The problem → Using the material below, copy every line where "конструкций" appears.

Collection entries →
*****

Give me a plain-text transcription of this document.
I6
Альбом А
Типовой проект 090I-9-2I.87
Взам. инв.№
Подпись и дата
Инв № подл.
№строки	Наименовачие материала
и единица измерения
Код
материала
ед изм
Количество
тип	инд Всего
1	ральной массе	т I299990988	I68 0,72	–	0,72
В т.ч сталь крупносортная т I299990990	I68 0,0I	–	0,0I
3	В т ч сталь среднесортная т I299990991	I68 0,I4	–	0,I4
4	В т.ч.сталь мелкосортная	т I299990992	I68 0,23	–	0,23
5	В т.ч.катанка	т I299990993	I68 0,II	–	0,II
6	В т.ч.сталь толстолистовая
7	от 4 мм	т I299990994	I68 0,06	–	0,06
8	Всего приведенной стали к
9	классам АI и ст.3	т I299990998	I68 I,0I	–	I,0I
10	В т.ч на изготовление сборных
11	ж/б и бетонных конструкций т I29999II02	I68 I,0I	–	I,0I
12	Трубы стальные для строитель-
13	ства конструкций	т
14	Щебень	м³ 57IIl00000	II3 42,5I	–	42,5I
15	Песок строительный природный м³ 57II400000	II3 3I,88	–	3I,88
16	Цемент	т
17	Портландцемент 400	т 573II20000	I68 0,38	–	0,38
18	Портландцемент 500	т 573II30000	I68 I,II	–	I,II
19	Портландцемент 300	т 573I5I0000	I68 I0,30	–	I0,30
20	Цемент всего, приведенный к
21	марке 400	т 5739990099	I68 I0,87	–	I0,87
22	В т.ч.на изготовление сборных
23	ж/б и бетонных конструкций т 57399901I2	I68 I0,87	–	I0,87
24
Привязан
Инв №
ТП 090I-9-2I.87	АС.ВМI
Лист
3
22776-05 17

*****

Output of the task →
11	ж/б и бетонных конструкций т I29999II02	I68 I,0I	–	I,0I
13	ства конструкций	т
23	ж/б и бетонных конструкций т 57399901I2	I68 I0,87	–	I0,87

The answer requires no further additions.